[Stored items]
----------

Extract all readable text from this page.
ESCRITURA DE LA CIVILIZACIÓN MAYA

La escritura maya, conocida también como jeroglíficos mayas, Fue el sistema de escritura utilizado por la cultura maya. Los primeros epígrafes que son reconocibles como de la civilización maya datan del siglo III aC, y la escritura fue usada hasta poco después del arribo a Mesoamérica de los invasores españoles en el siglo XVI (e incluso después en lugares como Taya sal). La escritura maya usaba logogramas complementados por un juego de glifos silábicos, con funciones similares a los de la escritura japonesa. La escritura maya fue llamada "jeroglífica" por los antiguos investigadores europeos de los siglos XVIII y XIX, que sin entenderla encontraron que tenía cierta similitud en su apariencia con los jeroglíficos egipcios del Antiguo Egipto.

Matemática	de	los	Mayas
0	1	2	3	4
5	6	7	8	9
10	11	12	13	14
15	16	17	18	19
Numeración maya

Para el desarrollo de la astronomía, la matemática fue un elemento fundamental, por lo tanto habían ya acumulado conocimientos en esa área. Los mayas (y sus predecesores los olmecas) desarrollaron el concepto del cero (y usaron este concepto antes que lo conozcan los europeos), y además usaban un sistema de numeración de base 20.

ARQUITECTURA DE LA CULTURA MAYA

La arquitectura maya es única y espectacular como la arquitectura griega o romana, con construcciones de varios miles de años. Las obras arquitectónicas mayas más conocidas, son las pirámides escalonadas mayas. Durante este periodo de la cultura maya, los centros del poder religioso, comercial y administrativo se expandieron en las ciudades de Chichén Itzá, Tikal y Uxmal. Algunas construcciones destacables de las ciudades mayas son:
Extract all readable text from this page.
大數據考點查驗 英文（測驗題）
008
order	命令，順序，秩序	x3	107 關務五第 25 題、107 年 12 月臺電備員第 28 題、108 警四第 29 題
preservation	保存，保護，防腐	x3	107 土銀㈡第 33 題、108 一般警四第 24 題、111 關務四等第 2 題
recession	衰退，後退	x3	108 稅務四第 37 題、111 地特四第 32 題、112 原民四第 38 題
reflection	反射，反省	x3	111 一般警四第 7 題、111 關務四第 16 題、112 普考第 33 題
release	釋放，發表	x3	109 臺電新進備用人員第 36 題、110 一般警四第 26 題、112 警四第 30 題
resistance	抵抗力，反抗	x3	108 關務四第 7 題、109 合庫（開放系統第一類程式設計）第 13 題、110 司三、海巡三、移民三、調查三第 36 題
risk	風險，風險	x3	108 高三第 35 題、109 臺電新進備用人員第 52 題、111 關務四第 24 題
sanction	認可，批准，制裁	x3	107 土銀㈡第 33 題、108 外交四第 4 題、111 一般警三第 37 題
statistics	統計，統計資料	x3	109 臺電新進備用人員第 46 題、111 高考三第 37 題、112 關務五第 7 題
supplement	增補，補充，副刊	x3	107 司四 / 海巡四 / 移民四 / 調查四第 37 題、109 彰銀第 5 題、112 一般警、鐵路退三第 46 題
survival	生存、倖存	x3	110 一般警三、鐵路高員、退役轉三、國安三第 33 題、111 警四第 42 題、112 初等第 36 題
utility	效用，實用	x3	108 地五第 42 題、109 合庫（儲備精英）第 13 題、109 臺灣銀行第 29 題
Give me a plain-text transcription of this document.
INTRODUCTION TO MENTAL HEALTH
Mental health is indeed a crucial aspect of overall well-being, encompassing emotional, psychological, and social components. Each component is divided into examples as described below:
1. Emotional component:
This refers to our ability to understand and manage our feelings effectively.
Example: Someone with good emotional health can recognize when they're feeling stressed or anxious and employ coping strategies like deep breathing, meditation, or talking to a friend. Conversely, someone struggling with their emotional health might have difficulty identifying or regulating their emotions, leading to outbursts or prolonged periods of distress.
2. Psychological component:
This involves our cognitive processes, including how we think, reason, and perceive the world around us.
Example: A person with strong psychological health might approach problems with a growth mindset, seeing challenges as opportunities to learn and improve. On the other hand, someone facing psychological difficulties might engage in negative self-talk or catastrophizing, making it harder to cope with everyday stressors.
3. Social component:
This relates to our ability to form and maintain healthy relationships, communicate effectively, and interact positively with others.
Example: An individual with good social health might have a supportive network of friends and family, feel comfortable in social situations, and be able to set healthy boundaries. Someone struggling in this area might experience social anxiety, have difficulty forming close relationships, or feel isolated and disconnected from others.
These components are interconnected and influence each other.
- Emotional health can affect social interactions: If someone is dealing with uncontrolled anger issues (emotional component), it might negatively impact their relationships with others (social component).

----------

Extract every entry in the listing word for word.

Extract all readable text from this page.
ESCRITURA DE LA CIVILIZACIÓN MAYA

La escritura maya, conocida también como jeroglíficos mayas, Fue el sistema de escritura utilizado por la cultura maya. Los primeros epígrafes que son reconocibles como de la civilización maya datan del siglo III aC, y la escritura fue usada hasta poco después del arribo a Mesoamérica de los invasores españoles en el siglo XVI (e incluso después en lugares como Taya sal). La escritura maya usaba logogramas complementados por un juego de glifos silábicos, con funciones similares a los de la escritura japonesa. La escritura maya fue llamada "jeroglífica" por los antiguos investigadores europeos de los siglos XVIII y XIX, que sin entenderla encontraron que tenía cierta similitud en su apariencia con los jeroglíficos egipcios del Antiguo Egipto.

Matemática	de	los	Mayas
0	1	2	3	4
5	6	7	8	9
10	11	12	13	14
15	16	17	18	19
Numeración maya

Para el desarrollo de la astronomía, la matemática fue un elemento fundamental, por lo tanto habían ya acumulado conocimientos en esa área. Los mayas (y sus predecesores los olmecas) desarrollaron el concepto del cero (y usaron este concepto antes que lo conozcan los europeos), y además usaban un sistema de numeración de base 20.

ARQUITECTURA DE LA CULTURA MAYA

La arquitectura maya es única y espectacular como la arquitectura griega o romana, con construcciones de varios miles de años. Las obras arquitectónicas mayas más conocidas, son las pirámides escalonadas mayas. Durante este periodo de la cultura maya, los centros del poder religioso, comercial y administrativo se expandieron en las ciudades de Chichén Itzá, Tikal y Uxmal. Algunas construcciones destacables de las ciudades mayas son:
Extract all readable text from this page.
大數據考點查驗 英文（測驗題）
008
order	命令，順序，秩序	x3	107 關務五第 25 題、107 年 12 月臺電備員第 28 題、108 警四第 29 題
preservation	保存，保護，防腐	x3	107 土銀㈡第 33 題、108 一般警四第 24 題、111 關務四等第 2 題
recession	衰退，後退	x3	108 稅務四第 37 題、111 地特四第 32 題、112 原民四第 38 題
reflection	反射，反省	x3	111 一般警四第 7 題、111 關務四第 16 題、112 普考第 33 題
release	釋放，發表	x3	109 臺電新進備用人員第 36 題、110 一般警四第 26 題、112 警四第 30 題
resistance	抵抗力，反抗	x3	108 關務四第 7 題、109 合庫（開放系統第一類程式設計）第 13 題、110 司三、海巡三、移民三、調查三第 36 題
risk	風險，風險	x3	108 高三第 35 題、109 臺電新進備用人員第 52 題、111 關務四第 24 題
sanction	認可，批准，制裁	x3	107 土銀㈡第 33 題、108 外交四第 4 題、111 一般警三第 37 題
statistics	統計，統計資料	x3	109 臺電新進備用人員第 46 題、111 高考三第 37 題、112 關務五第 7 題
supplement	增補，補充，副刊	x3	107 司四 / 海巡四 / 移民四 / 調查四第 37 題、109 彰銀第 5 題、112 一般警、鐵路退三第 46 題
survival	生存、倖存	x3	110 一般警三、鐵路高員、退役轉三、國安三第 33 題、111 警四第 42 題、112 初等第 36 題
utility	效用，實用	x3	108 地五第 42 題、109 合庫（儲備精英）第 13 題、109 臺灣銀行第 29 題
Give me a plain-text transcription of this document.
INTRODUCTION TO MENTAL HEALTH
Mental health is indeed a crucial aspect of overall well-being, encompassing emotional, psychological, and social components. Each component is divided into examples as described below:
1. Emotional component:
This refers to our ability to understand and manage our feelings effectively.
Example: Someone with good emotional health can recognize when they're feeling stressed or anxious and employ coping strategies like deep breathing, meditation, or talking to a friend. Conversely, someone struggling with their emotional health might have difficulty identifying or regulating their emotions, leading to outbursts or prolonged periods of distress.
2. Psychological component:
This involves our cognitive processes, including how we think, reason, and perceive the world around us.
Example: A person with strong psychological health might approach problems with a growth mindset, seeing challenges as opportunities to learn and improve. On the other hand, someone facing psychological difficulties might engage in negative self-talk or catastrophizing, making it harder to cope with everyday stressors.
3. Social component:
This relates to our ability to form and maintain healthy relationships, communicate effectively, and interact positively with others.
Example: An individual with good social health might have a supportive network of friends and family, feel comfortable in social situations, and be able to set healthy boundaries. Someone struggling in this area might experience social anxiety, have difficulty forming close relationships, or feel isolated and disconnected from others.
These components are interconnected and influence each other.
- Emotional health can affect social interactions: If someone is dealing with uncontrolled anger issues (emotional component), it might negatively impact their relationships with others (social component).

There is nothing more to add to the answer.